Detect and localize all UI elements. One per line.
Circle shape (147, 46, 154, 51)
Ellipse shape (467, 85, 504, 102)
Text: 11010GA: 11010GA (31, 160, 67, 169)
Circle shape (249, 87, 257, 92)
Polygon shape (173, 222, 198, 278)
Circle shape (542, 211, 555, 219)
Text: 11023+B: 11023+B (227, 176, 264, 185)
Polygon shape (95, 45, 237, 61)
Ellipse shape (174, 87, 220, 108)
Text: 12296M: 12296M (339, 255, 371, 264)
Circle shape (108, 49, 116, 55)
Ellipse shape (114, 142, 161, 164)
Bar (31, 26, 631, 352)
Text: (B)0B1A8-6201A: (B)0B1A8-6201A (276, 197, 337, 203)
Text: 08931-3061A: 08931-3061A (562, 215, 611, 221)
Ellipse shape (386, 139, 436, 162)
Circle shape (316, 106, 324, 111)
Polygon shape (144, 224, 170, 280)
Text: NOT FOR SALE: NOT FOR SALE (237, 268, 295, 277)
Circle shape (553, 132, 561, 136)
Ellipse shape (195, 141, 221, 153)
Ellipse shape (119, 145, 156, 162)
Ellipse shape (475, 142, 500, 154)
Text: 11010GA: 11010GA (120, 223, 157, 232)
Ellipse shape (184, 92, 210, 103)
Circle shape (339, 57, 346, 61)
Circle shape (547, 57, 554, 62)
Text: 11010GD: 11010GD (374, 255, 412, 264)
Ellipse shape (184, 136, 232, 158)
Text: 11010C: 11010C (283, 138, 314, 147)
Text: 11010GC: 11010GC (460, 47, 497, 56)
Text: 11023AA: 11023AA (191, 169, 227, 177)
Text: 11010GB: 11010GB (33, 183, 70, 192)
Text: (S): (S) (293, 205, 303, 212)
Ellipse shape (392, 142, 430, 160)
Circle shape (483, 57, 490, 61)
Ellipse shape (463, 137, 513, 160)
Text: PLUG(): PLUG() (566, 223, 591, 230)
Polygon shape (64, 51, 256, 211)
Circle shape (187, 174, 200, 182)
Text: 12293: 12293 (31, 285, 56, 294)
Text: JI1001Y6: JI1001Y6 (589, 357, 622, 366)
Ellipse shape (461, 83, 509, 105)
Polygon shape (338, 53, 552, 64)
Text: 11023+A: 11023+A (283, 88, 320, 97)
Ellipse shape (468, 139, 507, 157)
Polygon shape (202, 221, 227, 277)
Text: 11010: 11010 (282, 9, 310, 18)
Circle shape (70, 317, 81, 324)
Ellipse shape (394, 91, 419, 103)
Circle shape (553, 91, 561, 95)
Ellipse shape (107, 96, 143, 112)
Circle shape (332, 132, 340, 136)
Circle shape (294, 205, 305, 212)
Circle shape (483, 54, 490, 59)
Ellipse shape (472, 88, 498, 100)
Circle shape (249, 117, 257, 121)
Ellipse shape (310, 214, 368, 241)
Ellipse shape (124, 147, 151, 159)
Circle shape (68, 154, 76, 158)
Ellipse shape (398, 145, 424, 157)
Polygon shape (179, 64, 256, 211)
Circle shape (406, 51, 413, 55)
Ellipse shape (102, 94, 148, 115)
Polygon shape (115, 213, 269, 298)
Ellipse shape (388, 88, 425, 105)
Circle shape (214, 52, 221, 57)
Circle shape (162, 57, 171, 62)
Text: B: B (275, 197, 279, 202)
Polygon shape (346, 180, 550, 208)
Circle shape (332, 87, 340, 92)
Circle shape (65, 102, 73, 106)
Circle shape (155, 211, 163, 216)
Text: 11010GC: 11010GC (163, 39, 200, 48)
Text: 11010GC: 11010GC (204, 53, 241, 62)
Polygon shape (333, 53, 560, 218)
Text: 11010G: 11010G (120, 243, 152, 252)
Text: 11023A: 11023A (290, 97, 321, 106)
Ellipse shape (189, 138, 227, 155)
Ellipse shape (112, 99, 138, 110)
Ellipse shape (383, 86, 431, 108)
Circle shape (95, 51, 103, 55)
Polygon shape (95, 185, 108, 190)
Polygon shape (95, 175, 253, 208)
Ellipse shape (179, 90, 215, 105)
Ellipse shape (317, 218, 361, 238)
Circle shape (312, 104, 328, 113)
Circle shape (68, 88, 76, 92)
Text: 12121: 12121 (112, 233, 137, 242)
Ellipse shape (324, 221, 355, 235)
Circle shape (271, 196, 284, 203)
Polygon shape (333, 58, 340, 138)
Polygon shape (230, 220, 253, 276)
- - -
Return every line of the listing above verbatim, in its original order, without omitting or changing anything.

Detect and localize all UI elements. One per line.
Circle shape (147, 46, 154, 51)
Ellipse shape (467, 85, 504, 102)
Text: 11010GA: 11010GA (31, 160, 67, 169)
Circle shape (249, 87, 257, 92)
Polygon shape (173, 222, 198, 278)
Circle shape (542, 211, 555, 219)
Text: 11023+B: 11023+B (227, 176, 264, 185)
Polygon shape (95, 45, 237, 61)
Ellipse shape (174, 87, 220, 108)
Text: 12296M: 12296M (339, 255, 371, 264)
Circle shape (108, 49, 116, 55)
Ellipse shape (114, 142, 161, 164)
Bar (31, 26, 631, 352)
Text: (B)0B1A8-6201A: (B)0B1A8-6201A (276, 197, 337, 203)
Text: 08931-3061A: 08931-3061A (562, 215, 611, 221)
Ellipse shape (386, 139, 436, 162)
Circle shape (316, 106, 324, 111)
Polygon shape (144, 224, 170, 280)
Text: NOT FOR SALE: NOT FOR SALE (237, 268, 295, 277)
Circle shape (553, 132, 561, 136)
Ellipse shape (195, 141, 221, 153)
Ellipse shape (119, 145, 156, 162)
Ellipse shape (475, 142, 500, 154)
Text: 11010GA: 11010GA (120, 223, 157, 232)
Ellipse shape (184, 92, 210, 103)
Circle shape (339, 57, 346, 61)
Circle shape (547, 57, 554, 62)
Text: 11010GD: 11010GD (374, 255, 412, 264)
Ellipse shape (184, 136, 232, 158)
Text: 11010C: 11010C (283, 138, 314, 147)
Text: 11010GC: 11010GC (460, 47, 497, 56)
Text: 11023AA: 11023AA (191, 169, 227, 177)
Text: 11010GB: 11010GB (33, 183, 70, 192)
Text: (S): (S) (293, 205, 303, 212)
Ellipse shape (392, 142, 430, 160)
Circle shape (483, 57, 490, 61)
Ellipse shape (463, 137, 513, 160)
Text: PLUG(): PLUG() (566, 223, 591, 230)
Polygon shape (64, 51, 256, 211)
Circle shape (187, 174, 200, 182)
Text: 12293: 12293 (31, 285, 56, 294)
Text: JI1001Y6: JI1001Y6 (589, 357, 622, 366)
Ellipse shape (461, 83, 509, 105)
Polygon shape (338, 53, 552, 64)
Text: 11023+A: 11023+A (283, 88, 320, 97)
Ellipse shape (468, 139, 507, 157)
Polygon shape (202, 221, 227, 277)
Text: 11010: 11010 (282, 9, 310, 18)
Circle shape (70, 317, 81, 324)
Ellipse shape (394, 91, 419, 103)
Circle shape (553, 91, 561, 95)
Ellipse shape (107, 96, 143, 112)
Circle shape (332, 132, 340, 136)
Circle shape (294, 205, 305, 212)
Circle shape (483, 54, 490, 59)
Ellipse shape (472, 88, 498, 100)
Circle shape (249, 117, 257, 121)
Ellipse shape (310, 214, 368, 241)
Ellipse shape (124, 147, 151, 159)
Circle shape (68, 154, 76, 158)
Ellipse shape (398, 145, 424, 157)
Polygon shape (179, 64, 256, 211)
Circle shape (406, 51, 413, 55)
Ellipse shape (102, 94, 148, 115)
Polygon shape (115, 213, 269, 298)
Ellipse shape (388, 88, 425, 105)
Circle shape (214, 52, 221, 57)
Circle shape (162, 57, 171, 62)
Text: B: B (275, 197, 279, 202)
Polygon shape (346, 180, 550, 208)
Circle shape (332, 87, 340, 92)
Circle shape (65, 102, 73, 106)
Circle shape (155, 211, 163, 216)
Text: 11010GC: 11010GC (163, 39, 200, 48)
Text: 11010GC: 11010GC (204, 53, 241, 62)
Polygon shape (333, 53, 560, 218)
Text: 11010G: 11010G (120, 243, 152, 252)
Text: 11023A: 11023A (290, 97, 321, 106)
Ellipse shape (189, 138, 227, 155)
Ellipse shape (112, 99, 138, 110)
Ellipse shape (383, 86, 431, 108)
Circle shape (95, 51, 103, 55)
Polygon shape (95, 185, 108, 190)
Polygon shape (95, 175, 253, 208)
Ellipse shape (179, 90, 215, 105)
Ellipse shape (317, 218, 361, 238)
Circle shape (312, 104, 328, 113)
Circle shape (68, 88, 76, 92)
Text: 12121: 12121 (112, 233, 137, 242)
Ellipse shape (324, 221, 355, 235)
Circle shape (271, 196, 284, 203)
Polygon shape (333, 58, 340, 138)
Polygon shape (230, 220, 253, 276)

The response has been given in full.